*Instruction*:
Starting at the line that holds "Read this page and output its text content.", copy every line exactly through the end of the data, and no others.
┌──
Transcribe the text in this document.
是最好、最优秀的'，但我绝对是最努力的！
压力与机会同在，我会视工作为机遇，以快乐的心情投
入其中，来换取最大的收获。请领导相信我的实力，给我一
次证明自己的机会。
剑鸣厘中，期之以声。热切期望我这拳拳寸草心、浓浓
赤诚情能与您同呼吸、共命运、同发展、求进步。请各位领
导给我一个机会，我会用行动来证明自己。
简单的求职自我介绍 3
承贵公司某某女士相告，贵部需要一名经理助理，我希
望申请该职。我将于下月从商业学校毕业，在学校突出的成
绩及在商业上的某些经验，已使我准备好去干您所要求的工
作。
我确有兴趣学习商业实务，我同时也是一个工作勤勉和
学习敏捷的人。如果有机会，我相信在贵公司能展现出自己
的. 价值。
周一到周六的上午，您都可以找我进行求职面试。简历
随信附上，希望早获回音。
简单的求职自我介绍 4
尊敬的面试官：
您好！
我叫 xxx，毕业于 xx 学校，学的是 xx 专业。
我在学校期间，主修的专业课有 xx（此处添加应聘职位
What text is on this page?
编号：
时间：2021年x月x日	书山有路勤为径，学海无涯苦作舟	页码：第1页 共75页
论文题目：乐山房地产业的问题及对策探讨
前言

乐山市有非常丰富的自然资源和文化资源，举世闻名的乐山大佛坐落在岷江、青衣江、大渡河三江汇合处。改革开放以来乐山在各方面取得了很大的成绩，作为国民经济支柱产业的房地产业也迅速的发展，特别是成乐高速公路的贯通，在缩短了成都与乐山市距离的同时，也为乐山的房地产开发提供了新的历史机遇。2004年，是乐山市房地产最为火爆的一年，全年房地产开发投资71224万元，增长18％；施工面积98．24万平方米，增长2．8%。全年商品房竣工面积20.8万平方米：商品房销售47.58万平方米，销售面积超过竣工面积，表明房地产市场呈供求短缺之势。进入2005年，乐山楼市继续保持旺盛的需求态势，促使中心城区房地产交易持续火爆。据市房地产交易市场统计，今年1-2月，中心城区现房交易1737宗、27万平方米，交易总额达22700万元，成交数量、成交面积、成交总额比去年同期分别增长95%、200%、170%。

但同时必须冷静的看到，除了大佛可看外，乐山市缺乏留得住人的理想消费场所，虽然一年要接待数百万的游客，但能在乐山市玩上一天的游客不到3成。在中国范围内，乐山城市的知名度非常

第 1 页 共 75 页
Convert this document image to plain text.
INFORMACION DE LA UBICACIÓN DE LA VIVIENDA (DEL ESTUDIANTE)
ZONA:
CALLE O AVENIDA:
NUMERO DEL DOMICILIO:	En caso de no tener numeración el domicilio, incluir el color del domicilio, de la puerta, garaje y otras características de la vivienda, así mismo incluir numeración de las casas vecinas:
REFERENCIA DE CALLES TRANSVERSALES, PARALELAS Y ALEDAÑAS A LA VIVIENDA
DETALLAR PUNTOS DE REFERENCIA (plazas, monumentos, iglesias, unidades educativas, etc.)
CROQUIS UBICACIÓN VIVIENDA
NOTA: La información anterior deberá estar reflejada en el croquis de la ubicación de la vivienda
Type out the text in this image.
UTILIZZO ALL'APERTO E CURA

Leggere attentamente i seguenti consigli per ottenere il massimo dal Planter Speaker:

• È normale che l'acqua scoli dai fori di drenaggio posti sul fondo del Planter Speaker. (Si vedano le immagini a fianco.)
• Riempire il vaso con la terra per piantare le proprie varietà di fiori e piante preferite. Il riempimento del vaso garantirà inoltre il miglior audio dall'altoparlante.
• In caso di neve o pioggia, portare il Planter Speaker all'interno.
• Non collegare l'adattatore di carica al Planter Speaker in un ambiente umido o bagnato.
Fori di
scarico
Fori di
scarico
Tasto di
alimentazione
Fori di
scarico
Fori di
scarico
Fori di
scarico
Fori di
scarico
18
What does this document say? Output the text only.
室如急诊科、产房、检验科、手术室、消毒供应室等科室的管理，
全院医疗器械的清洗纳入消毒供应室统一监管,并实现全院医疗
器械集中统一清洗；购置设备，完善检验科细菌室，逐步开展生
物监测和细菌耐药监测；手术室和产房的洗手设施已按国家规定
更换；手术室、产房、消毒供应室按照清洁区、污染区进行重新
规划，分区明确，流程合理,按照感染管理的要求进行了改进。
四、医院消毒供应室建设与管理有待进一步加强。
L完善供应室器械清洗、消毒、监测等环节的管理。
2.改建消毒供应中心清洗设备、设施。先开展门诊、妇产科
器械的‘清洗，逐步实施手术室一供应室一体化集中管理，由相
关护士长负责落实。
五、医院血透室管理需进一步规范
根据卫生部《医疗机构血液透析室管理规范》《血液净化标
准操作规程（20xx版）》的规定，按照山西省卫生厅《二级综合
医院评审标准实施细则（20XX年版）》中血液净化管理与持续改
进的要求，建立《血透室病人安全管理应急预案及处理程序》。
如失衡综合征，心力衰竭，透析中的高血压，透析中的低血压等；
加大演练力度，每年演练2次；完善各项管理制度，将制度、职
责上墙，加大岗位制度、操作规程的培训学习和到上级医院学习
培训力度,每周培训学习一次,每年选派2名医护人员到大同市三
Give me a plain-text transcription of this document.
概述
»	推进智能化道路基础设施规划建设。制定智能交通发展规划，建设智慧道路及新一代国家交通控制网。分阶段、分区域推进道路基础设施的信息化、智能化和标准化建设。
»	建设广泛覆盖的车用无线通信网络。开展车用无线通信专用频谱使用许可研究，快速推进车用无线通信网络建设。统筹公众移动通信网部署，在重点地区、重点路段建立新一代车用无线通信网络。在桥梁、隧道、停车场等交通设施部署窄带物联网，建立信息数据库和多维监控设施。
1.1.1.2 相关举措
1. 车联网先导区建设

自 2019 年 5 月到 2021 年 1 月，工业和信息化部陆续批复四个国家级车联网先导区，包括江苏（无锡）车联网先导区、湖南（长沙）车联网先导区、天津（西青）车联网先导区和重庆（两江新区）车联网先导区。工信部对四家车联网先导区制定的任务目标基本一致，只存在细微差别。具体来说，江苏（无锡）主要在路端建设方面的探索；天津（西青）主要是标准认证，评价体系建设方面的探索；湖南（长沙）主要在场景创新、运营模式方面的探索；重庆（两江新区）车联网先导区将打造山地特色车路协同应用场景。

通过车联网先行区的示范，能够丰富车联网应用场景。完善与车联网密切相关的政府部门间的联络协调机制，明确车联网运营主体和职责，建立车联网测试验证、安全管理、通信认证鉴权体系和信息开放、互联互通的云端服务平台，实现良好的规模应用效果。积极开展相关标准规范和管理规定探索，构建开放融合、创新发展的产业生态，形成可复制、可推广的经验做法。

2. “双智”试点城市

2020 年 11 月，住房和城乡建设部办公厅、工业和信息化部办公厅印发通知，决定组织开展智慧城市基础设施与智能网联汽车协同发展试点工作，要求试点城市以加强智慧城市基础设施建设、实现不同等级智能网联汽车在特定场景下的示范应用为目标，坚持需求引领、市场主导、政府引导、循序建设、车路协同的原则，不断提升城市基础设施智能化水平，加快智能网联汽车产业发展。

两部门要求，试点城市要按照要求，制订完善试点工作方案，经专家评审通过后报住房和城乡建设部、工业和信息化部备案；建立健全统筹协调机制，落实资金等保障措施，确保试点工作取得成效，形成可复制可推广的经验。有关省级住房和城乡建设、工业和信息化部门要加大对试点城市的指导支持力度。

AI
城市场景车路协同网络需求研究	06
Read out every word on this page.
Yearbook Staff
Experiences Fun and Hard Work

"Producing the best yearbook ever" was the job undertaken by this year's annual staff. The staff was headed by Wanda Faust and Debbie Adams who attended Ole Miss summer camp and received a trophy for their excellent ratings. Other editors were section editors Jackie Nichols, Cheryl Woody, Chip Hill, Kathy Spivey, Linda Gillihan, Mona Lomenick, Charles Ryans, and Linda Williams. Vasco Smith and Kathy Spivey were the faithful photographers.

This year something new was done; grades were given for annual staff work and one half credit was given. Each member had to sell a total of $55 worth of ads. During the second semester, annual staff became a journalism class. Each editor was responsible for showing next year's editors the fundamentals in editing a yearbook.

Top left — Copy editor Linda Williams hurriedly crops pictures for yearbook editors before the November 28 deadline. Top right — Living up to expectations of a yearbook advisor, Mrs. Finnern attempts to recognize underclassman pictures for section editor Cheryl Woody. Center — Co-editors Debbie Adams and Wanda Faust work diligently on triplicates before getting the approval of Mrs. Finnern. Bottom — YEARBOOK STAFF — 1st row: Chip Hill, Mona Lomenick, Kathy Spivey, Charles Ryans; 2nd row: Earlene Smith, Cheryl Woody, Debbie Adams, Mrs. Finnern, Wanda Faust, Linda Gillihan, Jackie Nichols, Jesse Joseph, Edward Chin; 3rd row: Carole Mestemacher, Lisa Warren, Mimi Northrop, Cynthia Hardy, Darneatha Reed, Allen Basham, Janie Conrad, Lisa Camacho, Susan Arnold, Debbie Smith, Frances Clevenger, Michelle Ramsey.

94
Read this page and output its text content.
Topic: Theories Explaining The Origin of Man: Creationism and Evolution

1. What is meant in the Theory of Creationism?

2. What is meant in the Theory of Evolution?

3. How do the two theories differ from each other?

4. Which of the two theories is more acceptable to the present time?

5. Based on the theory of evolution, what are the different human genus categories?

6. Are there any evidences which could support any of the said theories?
└──
*Solution for this problem*:
Read this page and output its text content.
Topic: Theories Explaining The Origin of Man: Creationism and Evolution

1. What is meant in the Theory of Creationism?

2. What is meant in the Theory of Evolution?

3. How do the two theories differ from each other?

4. Which of the two theories is more acceptable to the present time?

5. Based on the theory of evolution, what are the different human genus categories?

6. Are there any evidences which could support any of the said theories?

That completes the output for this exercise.